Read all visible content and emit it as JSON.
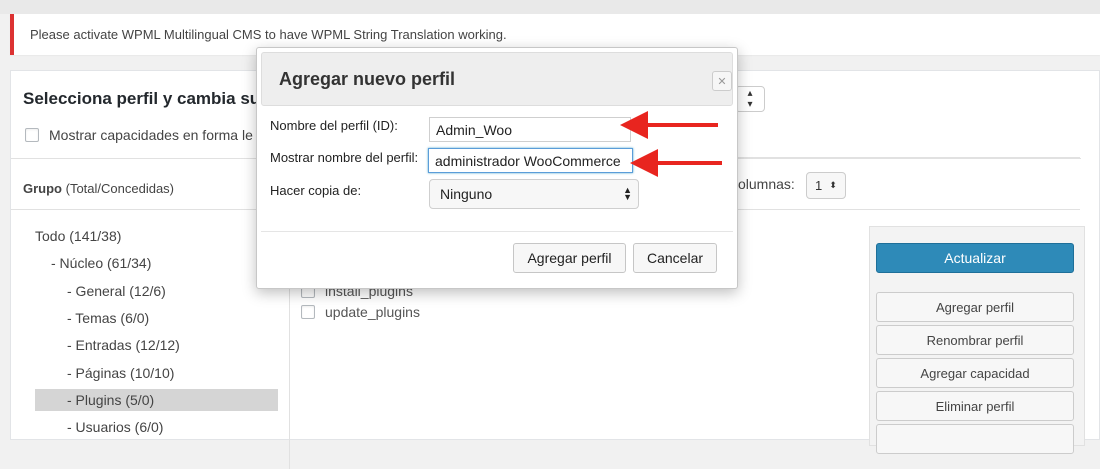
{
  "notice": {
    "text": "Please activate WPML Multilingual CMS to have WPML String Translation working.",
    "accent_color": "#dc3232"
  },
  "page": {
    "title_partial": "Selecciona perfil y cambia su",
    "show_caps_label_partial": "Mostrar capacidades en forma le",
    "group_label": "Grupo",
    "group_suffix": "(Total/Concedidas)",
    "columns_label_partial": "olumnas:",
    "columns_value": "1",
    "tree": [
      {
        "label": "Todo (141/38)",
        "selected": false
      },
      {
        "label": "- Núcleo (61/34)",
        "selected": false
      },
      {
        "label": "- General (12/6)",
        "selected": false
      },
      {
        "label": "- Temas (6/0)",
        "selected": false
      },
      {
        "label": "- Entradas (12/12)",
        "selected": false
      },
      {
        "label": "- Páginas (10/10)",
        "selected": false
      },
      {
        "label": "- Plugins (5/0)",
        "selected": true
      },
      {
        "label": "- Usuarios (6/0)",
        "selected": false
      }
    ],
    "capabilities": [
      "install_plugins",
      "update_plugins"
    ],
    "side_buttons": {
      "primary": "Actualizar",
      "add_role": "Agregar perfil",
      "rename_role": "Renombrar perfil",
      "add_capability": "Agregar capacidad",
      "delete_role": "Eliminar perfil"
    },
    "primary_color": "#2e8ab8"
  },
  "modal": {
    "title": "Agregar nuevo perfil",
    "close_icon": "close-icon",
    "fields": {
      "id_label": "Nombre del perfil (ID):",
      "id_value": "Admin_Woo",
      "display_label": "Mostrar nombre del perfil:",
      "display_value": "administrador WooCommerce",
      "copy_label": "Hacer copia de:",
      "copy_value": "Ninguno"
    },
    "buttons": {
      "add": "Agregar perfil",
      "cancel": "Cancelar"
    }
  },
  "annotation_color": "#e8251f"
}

----------

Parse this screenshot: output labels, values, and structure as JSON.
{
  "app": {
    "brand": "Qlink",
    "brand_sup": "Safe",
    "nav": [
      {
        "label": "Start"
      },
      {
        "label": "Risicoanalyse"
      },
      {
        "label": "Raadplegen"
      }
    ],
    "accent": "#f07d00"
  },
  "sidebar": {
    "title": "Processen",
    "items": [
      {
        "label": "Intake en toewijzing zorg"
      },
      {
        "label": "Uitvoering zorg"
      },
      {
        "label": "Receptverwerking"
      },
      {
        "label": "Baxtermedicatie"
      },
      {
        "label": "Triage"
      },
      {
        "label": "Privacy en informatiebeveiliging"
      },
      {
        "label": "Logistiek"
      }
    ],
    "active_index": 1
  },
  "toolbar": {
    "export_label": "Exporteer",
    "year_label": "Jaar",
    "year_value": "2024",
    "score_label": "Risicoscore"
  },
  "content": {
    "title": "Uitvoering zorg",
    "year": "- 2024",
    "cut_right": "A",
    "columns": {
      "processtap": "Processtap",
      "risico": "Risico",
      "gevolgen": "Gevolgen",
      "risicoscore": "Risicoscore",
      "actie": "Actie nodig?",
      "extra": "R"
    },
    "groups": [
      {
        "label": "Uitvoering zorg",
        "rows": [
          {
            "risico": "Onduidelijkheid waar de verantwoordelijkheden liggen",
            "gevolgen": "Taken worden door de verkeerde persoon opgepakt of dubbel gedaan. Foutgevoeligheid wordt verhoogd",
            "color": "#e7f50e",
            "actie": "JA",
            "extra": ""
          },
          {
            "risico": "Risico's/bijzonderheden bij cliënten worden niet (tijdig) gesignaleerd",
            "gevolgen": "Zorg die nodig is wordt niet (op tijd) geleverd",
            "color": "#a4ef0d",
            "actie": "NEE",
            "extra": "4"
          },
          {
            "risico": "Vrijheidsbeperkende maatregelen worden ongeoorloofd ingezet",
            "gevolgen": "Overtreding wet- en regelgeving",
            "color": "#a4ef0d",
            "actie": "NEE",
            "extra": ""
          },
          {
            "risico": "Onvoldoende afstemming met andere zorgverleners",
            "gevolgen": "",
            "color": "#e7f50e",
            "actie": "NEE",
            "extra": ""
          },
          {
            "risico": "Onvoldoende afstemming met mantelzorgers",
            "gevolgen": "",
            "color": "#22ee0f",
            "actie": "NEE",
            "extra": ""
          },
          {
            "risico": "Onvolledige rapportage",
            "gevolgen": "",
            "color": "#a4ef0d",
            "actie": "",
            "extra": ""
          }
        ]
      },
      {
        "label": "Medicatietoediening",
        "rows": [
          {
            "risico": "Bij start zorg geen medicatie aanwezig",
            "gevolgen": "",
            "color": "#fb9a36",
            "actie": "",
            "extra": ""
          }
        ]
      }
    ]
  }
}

----------

■ **TASK**: Your task is to gather all lines from the entries above that hold the word "afstemming".

■ **REPLY**:
            "risico": "Onvoldoende afstemming met andere zorgverleners",
            "risico": "Onvoldoende afstemming met mantelzorgers",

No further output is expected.